> WHAT YOU HAVE TO DO
Below you will find a set of lines. Repeat them all exactly.

Collection entries
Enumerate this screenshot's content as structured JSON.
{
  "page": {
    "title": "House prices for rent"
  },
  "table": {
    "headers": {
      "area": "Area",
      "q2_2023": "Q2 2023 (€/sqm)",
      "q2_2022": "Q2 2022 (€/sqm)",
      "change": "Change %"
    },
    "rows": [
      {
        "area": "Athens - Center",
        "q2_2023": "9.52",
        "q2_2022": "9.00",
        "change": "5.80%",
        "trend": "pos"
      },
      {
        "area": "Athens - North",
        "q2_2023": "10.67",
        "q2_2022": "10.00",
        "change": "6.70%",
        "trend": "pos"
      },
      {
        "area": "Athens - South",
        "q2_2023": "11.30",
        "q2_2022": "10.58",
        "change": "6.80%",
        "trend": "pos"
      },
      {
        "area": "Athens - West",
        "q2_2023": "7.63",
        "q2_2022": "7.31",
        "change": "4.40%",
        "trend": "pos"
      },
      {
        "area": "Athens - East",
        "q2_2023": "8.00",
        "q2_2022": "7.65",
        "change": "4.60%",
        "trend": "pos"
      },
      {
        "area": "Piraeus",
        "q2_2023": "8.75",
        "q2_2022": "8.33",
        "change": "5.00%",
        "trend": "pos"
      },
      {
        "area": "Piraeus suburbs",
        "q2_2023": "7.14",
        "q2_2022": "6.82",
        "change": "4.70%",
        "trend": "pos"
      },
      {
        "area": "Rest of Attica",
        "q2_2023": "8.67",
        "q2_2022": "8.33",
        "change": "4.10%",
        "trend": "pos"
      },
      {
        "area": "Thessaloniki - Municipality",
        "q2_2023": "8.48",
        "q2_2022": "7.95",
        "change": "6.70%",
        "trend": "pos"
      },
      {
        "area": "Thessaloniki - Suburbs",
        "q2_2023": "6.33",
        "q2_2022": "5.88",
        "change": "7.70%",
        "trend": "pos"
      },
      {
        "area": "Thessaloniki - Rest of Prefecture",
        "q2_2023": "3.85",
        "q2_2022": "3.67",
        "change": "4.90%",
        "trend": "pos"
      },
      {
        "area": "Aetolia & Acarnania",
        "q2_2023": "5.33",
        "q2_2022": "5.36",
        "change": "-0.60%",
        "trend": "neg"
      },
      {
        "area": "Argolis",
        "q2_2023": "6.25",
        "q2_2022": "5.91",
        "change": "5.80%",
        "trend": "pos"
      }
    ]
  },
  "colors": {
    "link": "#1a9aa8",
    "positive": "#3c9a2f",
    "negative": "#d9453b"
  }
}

> TASK RESULT
Enumerate this screenshot's content as structured JSON.
{
  "page": {
    "title": "House prices for rent"
  },
  "table": {
    "headers": {
      "area": "Area",
      "q2_2023": "Q2 2023 (€/sqm)",
      "q2_2022": "Q2 2022 (€/sqm)",
      "change": "Change %"
    },
    "rows": [
      {
        "area": "Athens - Center",
        "q2_2023": "9.52",
        "q2_2022": "9.00",
        "change": "5.80%",
        "trend": "pos"
      },
      {
        "area": "Athens - North",
        "q2_2023": "10.67",
        "q2_2022": "10.00",
        "change": "6.70%",
        "trend": "pos"
      },
      {
        "area": "Athens - South",
        "q2_2023": "11.30",
        "q2_2022": "10.58",
        "change": "6.80%",
        "trend": "pos"
      },
      {
        "area": "Athens - West",
        "q2_2023": "7.63",
        "q2_2022": "7.31",
        "change": "4.40%",
        "trend": "pos"
      },
      {
        "area": "Athens - East",
        "q2_2023": "8.00",
        "q2_2022": "7.65",
        "change": "4.60%",
        "trend": "pos"
      },
      {
        "area": "Piraeus",
        "q2_2023": "8.75",
        "q2_2022": "8.33",
        "change": "5.00%",
        "trend": "pos"
      },
      {
        "area": "Piraeus suburbs",
        "q2_2023": "7.14",
        "q2_2022": "6.82",
        "change": "4.70%",
        "trend": "pos"
      },
      {
        "area": "Rest of Attica",
        "q2_2023": "8.67",
        "q2_2022": "8.33",
        "change": "4.10%",
        "trend": "pos"
      },
      {
        "area": "Thessaloniki - Municipality",
        "q2_2023": "8.48",
        "q2_2022": "7.95",
        "change": "6.70%",
        "trend": "pos"
      },
      {
        "area": "Thessaloniki - Suburbs",
        "q2_2023": "6.33",
        "q2_2022": "5.88",
        "change": "7.70%",
        "trend": "pos"
      },
      {
        "area": "Thessaloniki - Rest of Prefecture",
        "q2_2023": "3.85",
        "q2_2022": "3.67",
        "change": "4.90%",
        "trend": "pos"
      },
      {
        "area": "Aetolia & Acarnania",
        "q2_2023": "5.33",
        "q2_2022": "5.36",
        "change": "-0.60%",
        "trend": "neg"
      },
      {
        "area": "Argolis",
        "q2_2023": "6.25",
        "q2_2022": "5.91",
        "change": "5.80%",
        "trend": "pos"
      }
    ]
  },
  "colors": {
    "link": "#1a9aa8",
    "positive": "#3c9a2f",
    "negative": "#d9453b"
  }
}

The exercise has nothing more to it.